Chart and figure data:
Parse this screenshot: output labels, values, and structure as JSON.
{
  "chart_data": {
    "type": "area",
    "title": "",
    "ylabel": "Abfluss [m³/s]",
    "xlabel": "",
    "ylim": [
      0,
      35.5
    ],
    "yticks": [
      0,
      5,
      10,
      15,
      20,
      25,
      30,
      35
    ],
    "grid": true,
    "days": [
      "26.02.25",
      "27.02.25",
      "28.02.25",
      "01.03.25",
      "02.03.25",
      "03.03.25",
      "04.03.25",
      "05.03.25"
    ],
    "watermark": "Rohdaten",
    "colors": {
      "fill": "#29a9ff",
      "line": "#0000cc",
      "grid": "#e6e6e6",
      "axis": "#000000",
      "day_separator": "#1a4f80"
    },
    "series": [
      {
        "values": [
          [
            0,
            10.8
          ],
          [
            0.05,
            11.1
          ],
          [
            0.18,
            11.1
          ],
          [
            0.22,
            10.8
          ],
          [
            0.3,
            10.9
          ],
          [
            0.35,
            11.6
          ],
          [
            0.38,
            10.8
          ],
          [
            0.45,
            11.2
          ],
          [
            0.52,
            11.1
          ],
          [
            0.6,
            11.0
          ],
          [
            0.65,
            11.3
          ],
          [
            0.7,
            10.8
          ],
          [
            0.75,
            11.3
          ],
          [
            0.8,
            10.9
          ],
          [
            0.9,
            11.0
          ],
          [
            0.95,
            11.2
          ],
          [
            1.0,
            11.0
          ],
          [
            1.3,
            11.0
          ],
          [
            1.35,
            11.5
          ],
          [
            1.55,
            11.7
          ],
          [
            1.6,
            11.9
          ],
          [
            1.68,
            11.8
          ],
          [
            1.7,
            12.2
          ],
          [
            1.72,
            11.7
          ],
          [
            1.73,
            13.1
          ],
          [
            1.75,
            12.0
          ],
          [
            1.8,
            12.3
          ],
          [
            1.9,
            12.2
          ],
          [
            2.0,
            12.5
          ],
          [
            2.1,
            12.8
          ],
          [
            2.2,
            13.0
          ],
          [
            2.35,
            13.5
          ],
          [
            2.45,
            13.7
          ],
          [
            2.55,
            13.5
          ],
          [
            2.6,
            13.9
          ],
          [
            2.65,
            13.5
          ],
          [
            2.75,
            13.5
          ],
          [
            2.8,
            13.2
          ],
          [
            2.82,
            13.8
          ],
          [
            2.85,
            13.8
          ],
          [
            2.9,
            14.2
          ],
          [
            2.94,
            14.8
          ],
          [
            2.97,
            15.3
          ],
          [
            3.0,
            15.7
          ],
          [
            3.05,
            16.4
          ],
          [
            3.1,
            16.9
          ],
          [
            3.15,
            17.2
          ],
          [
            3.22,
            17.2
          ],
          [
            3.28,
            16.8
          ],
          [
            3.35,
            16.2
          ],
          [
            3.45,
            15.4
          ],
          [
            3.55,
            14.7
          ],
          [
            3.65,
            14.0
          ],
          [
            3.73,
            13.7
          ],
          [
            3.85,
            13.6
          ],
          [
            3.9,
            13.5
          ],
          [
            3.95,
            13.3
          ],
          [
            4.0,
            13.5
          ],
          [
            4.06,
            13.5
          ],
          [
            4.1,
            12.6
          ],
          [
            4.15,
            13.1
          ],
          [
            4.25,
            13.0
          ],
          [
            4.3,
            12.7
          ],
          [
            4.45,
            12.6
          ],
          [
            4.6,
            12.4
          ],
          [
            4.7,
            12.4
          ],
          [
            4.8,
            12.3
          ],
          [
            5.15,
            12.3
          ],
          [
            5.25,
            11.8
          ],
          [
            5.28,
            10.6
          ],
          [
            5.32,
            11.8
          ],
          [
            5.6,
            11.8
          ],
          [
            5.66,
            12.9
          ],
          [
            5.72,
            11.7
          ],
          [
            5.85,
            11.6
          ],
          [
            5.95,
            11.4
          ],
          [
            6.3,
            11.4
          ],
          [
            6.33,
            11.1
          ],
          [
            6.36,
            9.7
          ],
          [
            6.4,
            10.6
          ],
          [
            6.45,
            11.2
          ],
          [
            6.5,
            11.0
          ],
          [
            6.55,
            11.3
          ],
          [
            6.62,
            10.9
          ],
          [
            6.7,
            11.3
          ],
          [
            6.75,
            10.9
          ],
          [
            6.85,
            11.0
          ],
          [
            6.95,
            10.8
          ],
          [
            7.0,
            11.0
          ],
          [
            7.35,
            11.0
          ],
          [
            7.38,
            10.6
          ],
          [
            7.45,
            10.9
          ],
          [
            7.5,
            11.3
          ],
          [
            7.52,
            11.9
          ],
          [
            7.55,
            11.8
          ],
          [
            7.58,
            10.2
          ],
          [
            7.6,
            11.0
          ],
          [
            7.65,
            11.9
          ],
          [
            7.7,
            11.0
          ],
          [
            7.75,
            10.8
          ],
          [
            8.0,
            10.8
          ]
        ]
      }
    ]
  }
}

• [What to produce]: Set down each entry again, unchanged.

• [Exercise response]:
Parse this screenshot: output labels, values, and structure as JSON.
{
  "chart_data": {
    "type": "area",
    "title": "",
    "ylabel": "Abfluss [m³/s]",
    "xlabel": "",
    "ylim": [
      0,
      35.5
    ],
    "yticks": [
      0,
      5,
      10,
      15,
      20,
      25,
      30,
      35
    ],
    "grid": true,
    "days": [
      "26.02.25",
      "27.02.25",
      "28.02.25",
      "01.03.25",
      "02.03.25",
      "03.03.25",
      "04.03.25",
      "05.03.25"
    ],
    "watermark": "Rohdaten",
    "colors": {
      "fill": "#29a9ff",
      "line": "#0000cc",
      "grid": "#e6e6e6",
      "axis": "#000000",
      "day_separator": "#1a4f80"
    },
    "series": [
      {
        "values": [
          [
            0,
            10.8
          ],
          [
            0.05,
            11.1
          ],
          [
            0.18,
            11.1
          ],
          [
            0.22,
            10.8
          ],
          [
            0.3,
            10.9
          ],
          [
            0.35,
            11.6
          ],
          [
            0.38,
            10.8
          ],
          [
            0.45,
            11.2
          ],
          [
            0.52,
            11.1
          ],
          [
            0.6,
            11.0
          ],
          [
            0.65,
            11.3
          ],
          [
            0.7,
            10.8
          ],
          [
            0.75,
            11.3
          ],
          [
            0.8,
            10.9
          ],
          [
            0.9,
            11.0
          ],
          [
            0.95,
            11.2
          ],
          [
            1.0,
            11.0
          ],
          [
            1.3,
            11.0
          ],
          [
            1.35,
            11.5
          ],
          [
            1.55,
            11.7
          ],
          [
            1.6,
            11.9
          ],
          [
            1.68,
            11.8
          ],
          [
            1.7,
            12.2
          ],
          [
            1.72,
            11.7
          ],
          [
            1.73,
            13.1
          ],
          [
            1.75,
            12.0
          ],
          [
            1.8,
            12.3
          ],
          [
            1.9,
            12.2
          ],
          [
            2.0,
            12.5
          ],
          [
            2.1,
            12.8
          ],
          [
            2.2,
            13.0
          ],
          [
            2.35,
            13.5
          ],
          [
            2.45,
            13.7
          ],
          [
            2.55,
            13.5
          ],
          [
            2.6,
            13.9
          ],
          [
            2.65,
            13.5
          ],
          [
            2.75,
            13.5
          ],
          [
            2.8,
            13.2
          ],
          [
            2.82,
            13.8
          ],
          [
            2.85,
            13.8
          ],
          [
            2.9,
            14.2
          ],
          [
            2.94,
            14.8
          ],
          [
            2.97,
            15.3
          ],
          [
            3.0,
            15.7
          ],
          [
            3.05,
            16.4
          ],
          [
            3.1,
            16.9
          ],
          [
            3.15,
            17.2
          ],
          [
            3.22,
            17.2
          ],
          [
            3.28,
            16.8
          ],
          [
            3.35,
            16.2
          ],
          [
            3.45,
            15.4
          ],
          [
            3.55,
            14.7
          ],
          [
            3.65,
            14.0
          ],
          [
            3.73,
            13.7
          ],
          [
            3.85,
            13.6
          ],
          [
            3.9,
            13.5
          ],
          [
            3.95,
            13.3
          ],
          [
            4.0,
            13.5
          ],
          [
            4.06,
            13.5
          ],
          [
            4.1,
            12.6
          ],
          [
            4.15,
            13.1
          ],
          [
            4.25,
            13.0
          ],
          [
            4.3,
            12.7
          ],
          [
            4.45,
            12.6
          ],
          [
            4.6,
            12.4
          ],
          [
            4.7,
            12.4
          ],
          [
            4.8,
            12.3
          ],
          [
            5.15,
            12.3
          ],
          [
            5.25,
            11.8
          ],
          [
            5.28,
            10.6
          ],
          [
            5.32,
            11.8
          ],
          [
            5.6,
            11.8
          ],
          [
            5.66,
            12.9
          ],
          [
            5.72,
            11.7
          ],
          [
            5.85,
            11.6
          ],
          [
            5.95,
            11.4
          ],
          [
            6.3,
            11.4
          ],
          [
            6.33,
            11.1
          ],
          [
            6.36,
            9.7
          ],
          [
            6.4,
            10.6
          ],
          [
            6.45,
            11.2
          ],
          [
            6.5,
            11.0
          ],
          [
            6.55,
            11.3
          ],
          [
            6.62,
            10.9
          ],
          [
            6.7,
            11.3
          ],
          [
            6.75,
            10.9
          ],
          [
            6.85,
            11.0
          ],
          [
            6.95,
            10.8
          ],
          [
            7.0,
            11.0
          ],
          [
            7.35,
            11.0
          ],
          [
            7.38,
            10.6
          ],
          [
            7.45,
            10.9
          ],
          [
            7.5,
            11.3
          ],
          [
            7.52,
            11.9
          ],
          [
            7.55,
            11.8
          ],
          [
            7.58,
            10.2
          ],
          [
            7.6,
            11.0
          ],
          [
            7.65,
            11.9
          ],
          [
            7.7,
            11.0
          ],
          [
            7.75,
            10.8
          ],
          [
            8.0,
            10.8
          ]
        ]
      }
    ]
  }
}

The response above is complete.